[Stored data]

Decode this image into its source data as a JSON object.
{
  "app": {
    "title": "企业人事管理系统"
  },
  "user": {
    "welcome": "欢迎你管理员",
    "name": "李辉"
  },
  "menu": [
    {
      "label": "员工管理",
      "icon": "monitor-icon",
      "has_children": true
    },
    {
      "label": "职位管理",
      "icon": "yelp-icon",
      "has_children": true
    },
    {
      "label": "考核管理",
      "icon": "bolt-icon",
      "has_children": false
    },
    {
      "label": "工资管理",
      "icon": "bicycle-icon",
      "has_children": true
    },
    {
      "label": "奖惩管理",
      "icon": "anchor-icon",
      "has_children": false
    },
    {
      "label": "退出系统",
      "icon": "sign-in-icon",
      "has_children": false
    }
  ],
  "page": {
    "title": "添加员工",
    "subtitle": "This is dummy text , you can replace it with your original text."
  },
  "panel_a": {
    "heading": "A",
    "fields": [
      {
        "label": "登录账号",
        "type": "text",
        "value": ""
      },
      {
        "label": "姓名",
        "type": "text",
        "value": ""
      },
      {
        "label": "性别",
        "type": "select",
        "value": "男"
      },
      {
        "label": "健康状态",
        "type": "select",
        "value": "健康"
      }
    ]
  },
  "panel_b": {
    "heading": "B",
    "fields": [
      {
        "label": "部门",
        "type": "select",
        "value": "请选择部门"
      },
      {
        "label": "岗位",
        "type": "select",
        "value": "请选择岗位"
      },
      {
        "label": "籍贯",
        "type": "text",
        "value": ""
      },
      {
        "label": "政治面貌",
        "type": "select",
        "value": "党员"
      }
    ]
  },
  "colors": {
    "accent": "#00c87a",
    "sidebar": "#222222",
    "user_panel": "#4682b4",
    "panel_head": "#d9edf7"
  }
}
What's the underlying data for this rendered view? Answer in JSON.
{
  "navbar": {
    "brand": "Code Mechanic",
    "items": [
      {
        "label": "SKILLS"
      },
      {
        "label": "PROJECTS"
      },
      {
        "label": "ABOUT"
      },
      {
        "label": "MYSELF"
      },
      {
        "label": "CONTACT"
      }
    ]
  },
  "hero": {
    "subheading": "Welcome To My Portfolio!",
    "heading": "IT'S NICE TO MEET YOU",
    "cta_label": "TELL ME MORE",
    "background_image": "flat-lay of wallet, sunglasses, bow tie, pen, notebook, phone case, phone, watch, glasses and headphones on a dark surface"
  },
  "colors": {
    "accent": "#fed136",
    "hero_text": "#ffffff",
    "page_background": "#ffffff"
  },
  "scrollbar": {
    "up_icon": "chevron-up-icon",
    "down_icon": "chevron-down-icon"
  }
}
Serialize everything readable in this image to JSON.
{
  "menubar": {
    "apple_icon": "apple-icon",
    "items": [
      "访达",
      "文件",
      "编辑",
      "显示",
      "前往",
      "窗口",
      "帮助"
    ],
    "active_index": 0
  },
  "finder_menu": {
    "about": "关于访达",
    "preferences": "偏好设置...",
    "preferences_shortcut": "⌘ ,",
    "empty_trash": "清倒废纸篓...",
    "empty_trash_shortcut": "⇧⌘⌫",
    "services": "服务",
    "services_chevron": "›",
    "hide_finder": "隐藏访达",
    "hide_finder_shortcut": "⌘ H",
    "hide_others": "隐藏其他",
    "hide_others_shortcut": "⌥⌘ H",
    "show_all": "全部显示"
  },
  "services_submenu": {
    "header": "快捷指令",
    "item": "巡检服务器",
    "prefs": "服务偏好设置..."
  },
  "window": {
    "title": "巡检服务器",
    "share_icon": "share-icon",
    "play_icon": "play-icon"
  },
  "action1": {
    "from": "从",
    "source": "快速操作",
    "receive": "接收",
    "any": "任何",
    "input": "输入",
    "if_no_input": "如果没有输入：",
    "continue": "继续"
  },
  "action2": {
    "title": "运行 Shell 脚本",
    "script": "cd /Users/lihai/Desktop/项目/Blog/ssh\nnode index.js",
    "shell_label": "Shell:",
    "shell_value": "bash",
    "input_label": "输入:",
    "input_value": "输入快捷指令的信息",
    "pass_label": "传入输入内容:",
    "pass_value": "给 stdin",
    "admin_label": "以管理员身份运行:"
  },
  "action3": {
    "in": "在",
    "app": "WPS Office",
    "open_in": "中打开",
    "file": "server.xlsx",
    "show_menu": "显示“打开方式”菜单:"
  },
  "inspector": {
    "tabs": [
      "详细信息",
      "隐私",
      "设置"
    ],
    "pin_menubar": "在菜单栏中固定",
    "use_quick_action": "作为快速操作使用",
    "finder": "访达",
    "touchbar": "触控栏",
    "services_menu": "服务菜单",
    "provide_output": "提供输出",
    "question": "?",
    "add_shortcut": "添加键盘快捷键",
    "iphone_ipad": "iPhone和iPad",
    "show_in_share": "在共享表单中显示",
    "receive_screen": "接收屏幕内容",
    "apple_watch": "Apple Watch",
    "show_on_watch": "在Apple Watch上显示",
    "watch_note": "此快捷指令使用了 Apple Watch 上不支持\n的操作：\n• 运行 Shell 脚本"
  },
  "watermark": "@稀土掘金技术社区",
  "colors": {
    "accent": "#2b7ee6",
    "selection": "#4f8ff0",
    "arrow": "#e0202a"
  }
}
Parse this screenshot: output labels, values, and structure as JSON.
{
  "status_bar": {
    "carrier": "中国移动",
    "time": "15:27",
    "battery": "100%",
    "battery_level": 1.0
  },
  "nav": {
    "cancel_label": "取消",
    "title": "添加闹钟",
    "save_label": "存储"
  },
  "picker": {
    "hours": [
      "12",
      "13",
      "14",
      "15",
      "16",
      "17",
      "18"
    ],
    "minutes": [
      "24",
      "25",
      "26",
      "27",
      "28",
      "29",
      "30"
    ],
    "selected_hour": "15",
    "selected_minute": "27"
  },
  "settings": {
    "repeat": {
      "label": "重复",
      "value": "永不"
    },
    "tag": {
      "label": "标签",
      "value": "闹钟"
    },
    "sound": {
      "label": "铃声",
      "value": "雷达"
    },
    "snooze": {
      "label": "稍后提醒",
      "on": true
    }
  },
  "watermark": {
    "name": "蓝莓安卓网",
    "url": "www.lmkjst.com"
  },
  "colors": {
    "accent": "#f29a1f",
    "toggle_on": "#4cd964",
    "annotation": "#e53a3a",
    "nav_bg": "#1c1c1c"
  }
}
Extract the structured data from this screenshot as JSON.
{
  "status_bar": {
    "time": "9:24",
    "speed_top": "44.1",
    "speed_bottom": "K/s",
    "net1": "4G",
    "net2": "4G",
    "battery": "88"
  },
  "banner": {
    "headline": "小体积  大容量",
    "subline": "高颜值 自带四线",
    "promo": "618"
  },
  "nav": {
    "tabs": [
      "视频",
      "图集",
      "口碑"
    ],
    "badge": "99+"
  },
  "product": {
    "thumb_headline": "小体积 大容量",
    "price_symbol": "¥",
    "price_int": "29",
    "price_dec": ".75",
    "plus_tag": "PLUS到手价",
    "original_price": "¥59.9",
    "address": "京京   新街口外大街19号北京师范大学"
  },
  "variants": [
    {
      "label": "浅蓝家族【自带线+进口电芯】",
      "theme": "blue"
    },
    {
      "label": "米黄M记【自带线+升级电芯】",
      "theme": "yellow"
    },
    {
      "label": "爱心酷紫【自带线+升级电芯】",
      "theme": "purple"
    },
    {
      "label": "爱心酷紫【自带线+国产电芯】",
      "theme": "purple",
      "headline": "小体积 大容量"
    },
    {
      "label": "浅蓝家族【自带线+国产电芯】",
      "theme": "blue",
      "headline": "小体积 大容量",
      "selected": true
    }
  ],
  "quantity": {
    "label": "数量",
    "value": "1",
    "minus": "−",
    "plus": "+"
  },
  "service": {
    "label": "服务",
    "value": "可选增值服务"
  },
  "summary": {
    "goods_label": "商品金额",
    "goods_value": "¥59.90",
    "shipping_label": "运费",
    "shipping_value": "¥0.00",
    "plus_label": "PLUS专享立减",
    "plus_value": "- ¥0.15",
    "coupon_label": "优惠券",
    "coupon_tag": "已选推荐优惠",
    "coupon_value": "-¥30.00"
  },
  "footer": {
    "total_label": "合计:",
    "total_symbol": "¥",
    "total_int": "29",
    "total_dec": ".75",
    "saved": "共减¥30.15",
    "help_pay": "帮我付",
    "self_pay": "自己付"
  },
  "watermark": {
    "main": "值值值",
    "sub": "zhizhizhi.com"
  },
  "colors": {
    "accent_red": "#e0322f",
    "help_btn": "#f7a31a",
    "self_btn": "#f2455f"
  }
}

**TASK:**
Find the string "国产电芯" in the records, then copy each line where it occurs.

**SOLUTION FOR THIS EXERCISE:**
      "label": "爱心酷紫【自带线+国产电芯】",
      "label": "浅蓝家族【自带线+国产电芯】",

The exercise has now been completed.